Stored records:
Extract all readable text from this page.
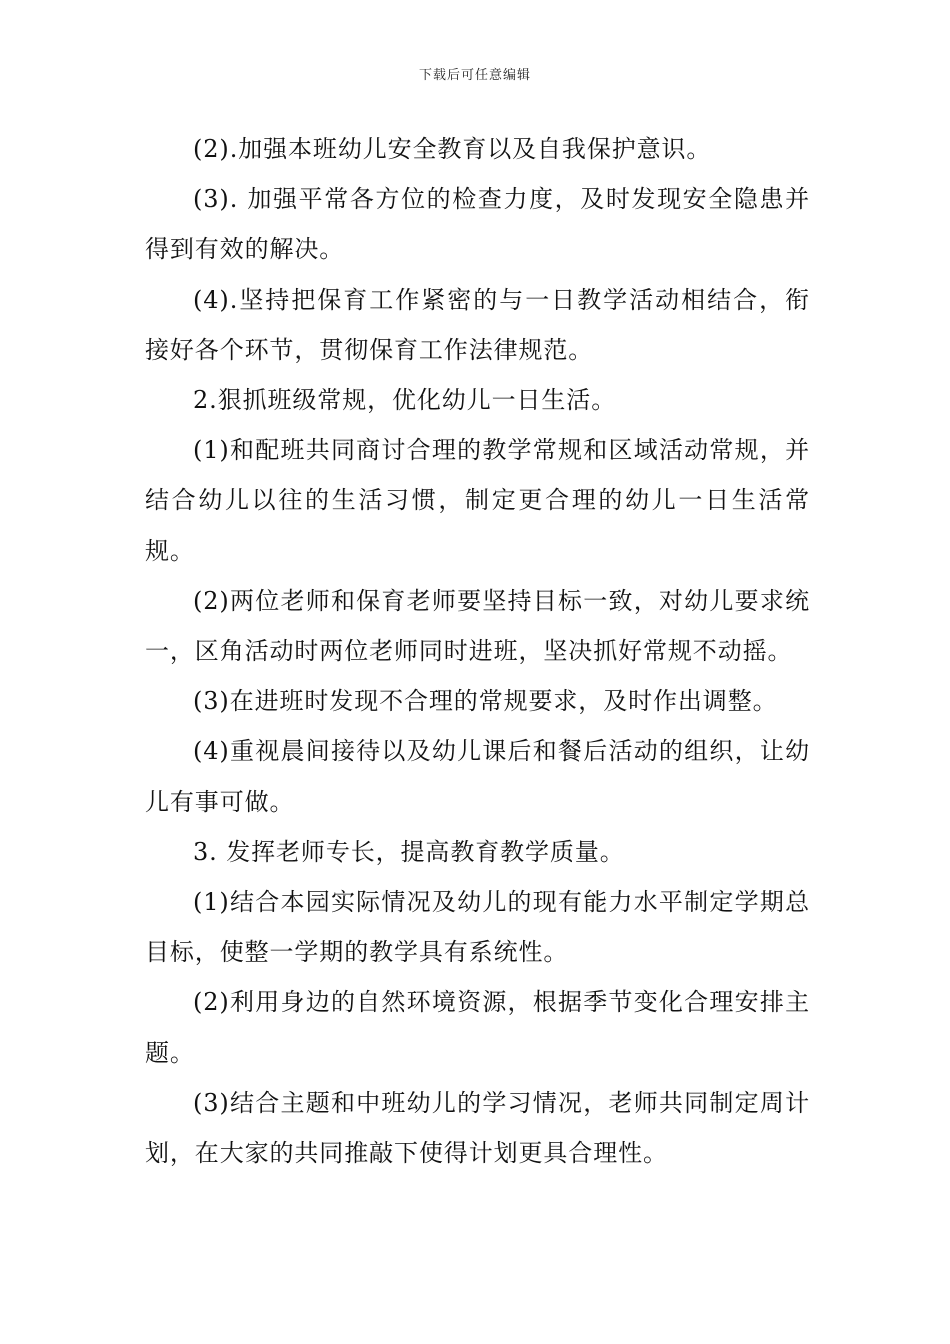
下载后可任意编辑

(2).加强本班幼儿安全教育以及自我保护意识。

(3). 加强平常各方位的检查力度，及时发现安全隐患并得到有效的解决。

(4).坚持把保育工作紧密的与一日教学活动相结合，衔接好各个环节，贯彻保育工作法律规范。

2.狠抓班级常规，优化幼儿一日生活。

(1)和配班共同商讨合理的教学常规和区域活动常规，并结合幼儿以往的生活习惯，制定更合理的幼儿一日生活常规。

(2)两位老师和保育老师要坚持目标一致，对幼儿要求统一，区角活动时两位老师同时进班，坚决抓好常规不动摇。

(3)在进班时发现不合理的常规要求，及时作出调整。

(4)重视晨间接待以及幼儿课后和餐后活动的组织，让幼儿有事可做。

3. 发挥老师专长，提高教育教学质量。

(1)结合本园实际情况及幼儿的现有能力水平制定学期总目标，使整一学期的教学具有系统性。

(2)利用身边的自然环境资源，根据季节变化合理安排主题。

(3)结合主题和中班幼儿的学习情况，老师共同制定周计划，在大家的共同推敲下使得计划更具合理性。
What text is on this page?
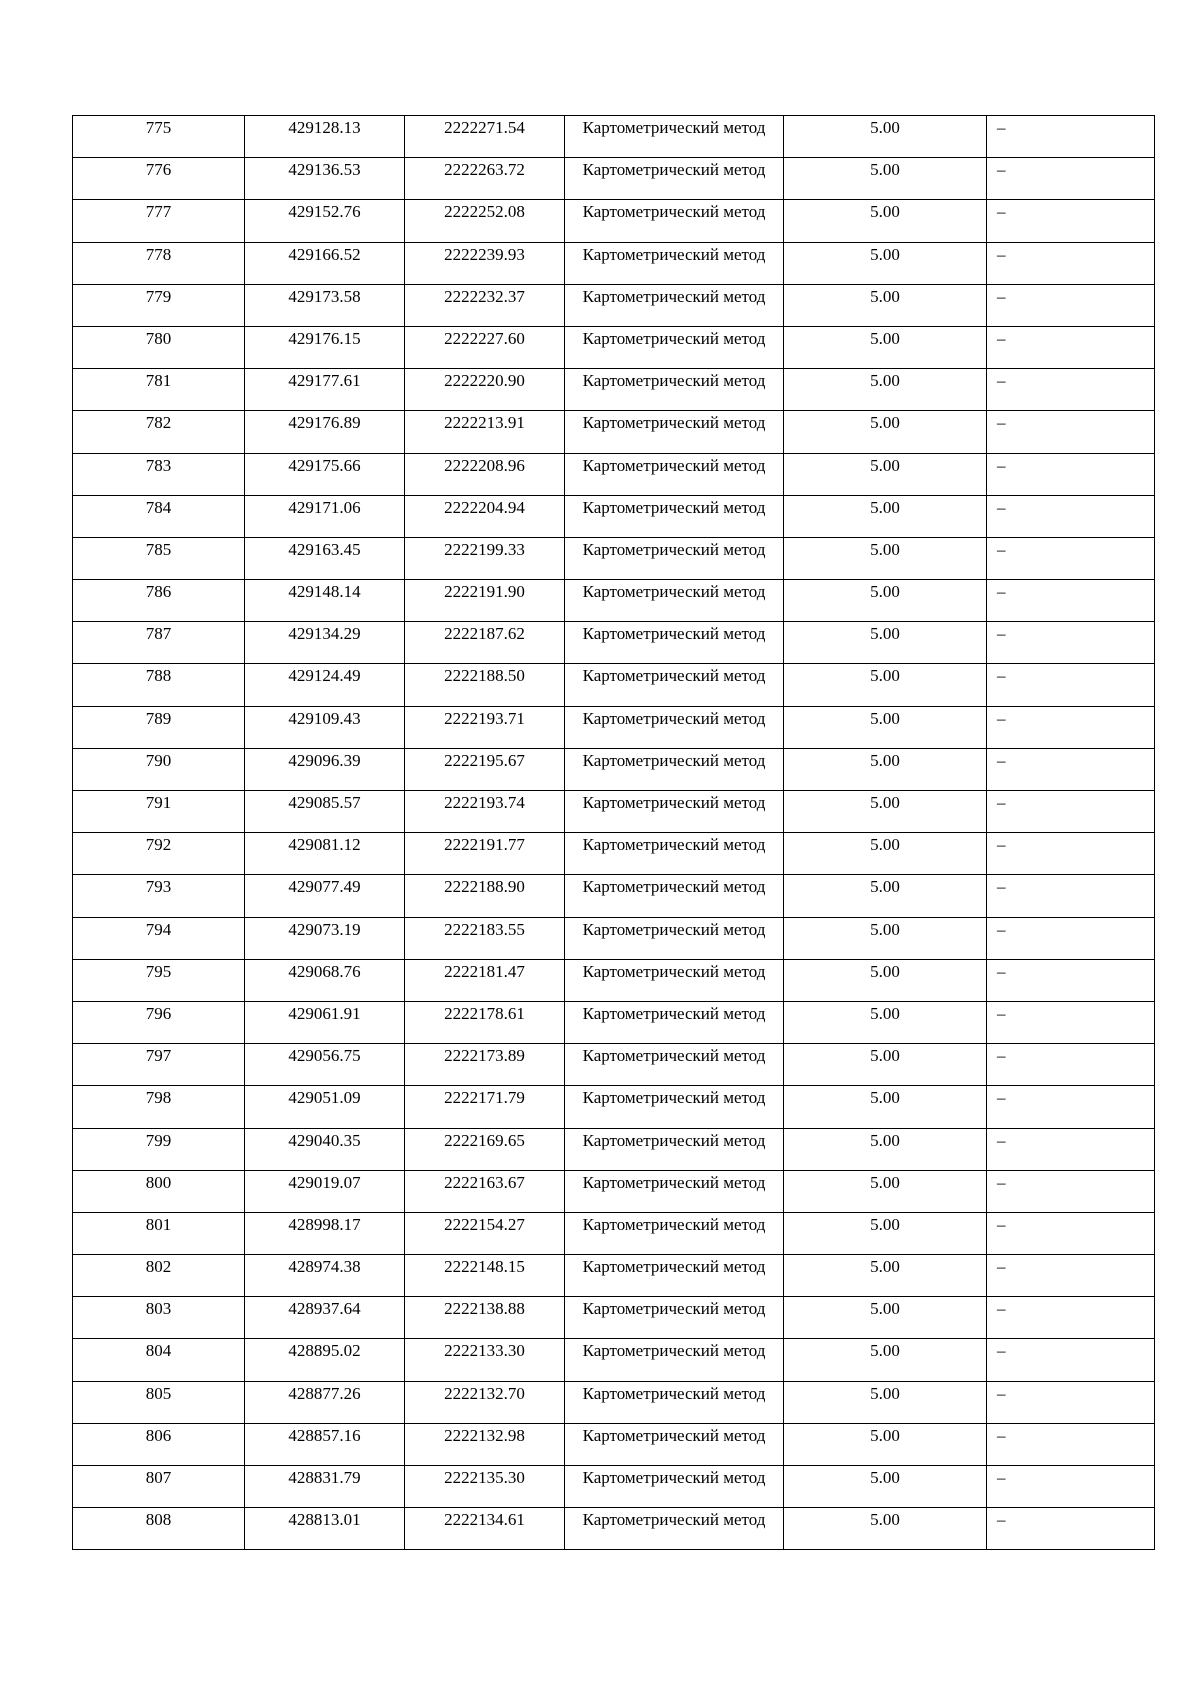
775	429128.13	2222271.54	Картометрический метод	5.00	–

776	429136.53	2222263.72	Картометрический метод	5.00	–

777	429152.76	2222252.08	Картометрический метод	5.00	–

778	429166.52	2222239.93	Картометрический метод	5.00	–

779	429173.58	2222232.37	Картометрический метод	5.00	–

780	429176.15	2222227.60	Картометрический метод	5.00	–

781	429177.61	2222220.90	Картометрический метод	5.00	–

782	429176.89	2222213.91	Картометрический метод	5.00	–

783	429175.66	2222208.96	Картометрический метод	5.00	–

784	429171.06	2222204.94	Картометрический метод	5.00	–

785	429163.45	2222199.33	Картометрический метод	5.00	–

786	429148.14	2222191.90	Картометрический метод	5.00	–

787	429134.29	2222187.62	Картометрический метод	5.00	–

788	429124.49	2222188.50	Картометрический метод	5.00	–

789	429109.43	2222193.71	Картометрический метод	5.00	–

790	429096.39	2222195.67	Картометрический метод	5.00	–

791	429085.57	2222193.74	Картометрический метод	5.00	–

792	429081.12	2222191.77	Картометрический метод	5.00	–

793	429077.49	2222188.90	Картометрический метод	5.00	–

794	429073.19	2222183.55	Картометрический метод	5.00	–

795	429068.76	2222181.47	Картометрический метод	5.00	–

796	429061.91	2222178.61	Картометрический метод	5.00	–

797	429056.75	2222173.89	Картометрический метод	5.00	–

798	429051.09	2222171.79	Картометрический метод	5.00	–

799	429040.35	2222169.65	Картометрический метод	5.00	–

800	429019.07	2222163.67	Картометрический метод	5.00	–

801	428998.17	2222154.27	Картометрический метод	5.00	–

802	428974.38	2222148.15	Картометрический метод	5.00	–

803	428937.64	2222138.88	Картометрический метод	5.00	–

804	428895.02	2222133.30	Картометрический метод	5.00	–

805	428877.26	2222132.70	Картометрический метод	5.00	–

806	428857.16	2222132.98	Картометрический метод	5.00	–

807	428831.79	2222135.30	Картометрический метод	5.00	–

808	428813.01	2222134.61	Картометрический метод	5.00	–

- _Work to do_
Leave out every picture and copy the rest of the records exactly.

- _In response_
Extract all readable text from this page.
下载后可任意编辑

(2).加强本班幼儿安全教育以及自我保护意识。

(3). 加强平常各方位的检查力度，及时发现安全隐患并得到有效的解决。

(4).坚持把保育工作紧密的与一日教学活动相结合，衔接好各个环节，贯彻保育工作法律规范。

2.狠抓班级常规，优化幼儿一日生活。

(1)和配班共同商讨合理的教学常规和区域活动常规，并结合幼儿以往的生活习惯，制定更合理的幼儿一日生活常规。

(2)两位老师和保育老师要坚持目标一致，对幼儿要求统一，区角活动时两位老师同时进班，坚决抓好常规不动摇。

(3)在进班时发现不合理的常规要求，及时作出调整。

(4)重视晨间接待以及幼儿课后和餐后活动的组织，让幼儿有事可做。

3. 发挥老师专长，提高教育教学质量。

(1)结合本园实际情况及幼儿的现有能力水平制定学期总目标，使整一学期的教学具有系统性。

(2)利用身边的自然环境资源，根据季节变化合理安排主题。

(3)结合主题和中班幼儿的学习情况，老师共同制定周计划，在大家的共同推敲下使得计划更具合理性。
What text is on this page?
775	429128.13	2222271.54	Картометрический метод	5.00	–

776	429136.53	2222263.72	Картометрический метод	5.00	–

777	429152.76	2222252.08	Картометрический метод	5.00	–

778	429166.52	2222239.93	Картометрический метод	5.00	–

779	429173.58	2222232.37	Картометрический метод	5.00	–

780	429176.15	2222227.60	Картометрический метод	5.00	–

781	429177.61	2222220.90	Картометрический метод	5.00	–

782	429176.89	2222213.91	Картометрический метод	5.00	–

783	429175.66	2222208.96	Картометрический метод	5.00	–

784	429171.06	2222204.94	Картометрический метод	5.00	–

785	429163.45	2222199.33	Картометрический метод	5.00	–

786	429148.14	2222191.90	Картометрический метод	5.00	–

787	429134.29	2222187.62	Картометрический метод	5.00	–

788	429124.49	2222188.50	Картометрический метод	5.00	–

789	429109.43	2222193.71	Картометрический метод	5.00	–

790	429096.39	2222195.67	Картометрический метод	5.00	–

791	429085.57	2222193.74	Картометрический метод	5.00	–

792	429081.12	2222191.77	Картометрический метод	5.00	–

793	429077.49	2222188.90	Картометрический метод	5.00	–

794	429073.19	2222183.55	Картометрический метод	5.00	–

795	429068.76	2222181.47	Картометрический метод	5.00	–

796	429061.91	2222178.61	Картометрический метод	5.00	–

797	429056.75	2222173.89	Картометрический метод	5.00	–

798	429051.09	2222171.79	Картометрический метод	5.00	–

799	429040.35	2222169.65	Картометрический метод	5.00	–

800	429019.07	2222163.67	Картометрический метод	5.00	–

801	428998.17	2222154.27	Картометрический метод	5.00	–

802	428974.38	2222148.15	Картометрический метод	5.00	–

803	428937.64	2222138.88	Картометрический метод	5.00	–

804	428895.02	2222133.30	Картометрический метод	5.00	–

805	428877.26	2222132.70	Картометрический метод	5.00	–

806	428857.16	2222132.98	Картометрический метод	5.00	–

807	428831.79	2222135.30	Картометрический метод	5.00	–

808	428813.01	2222134.61	Картометрический метод	5.00	–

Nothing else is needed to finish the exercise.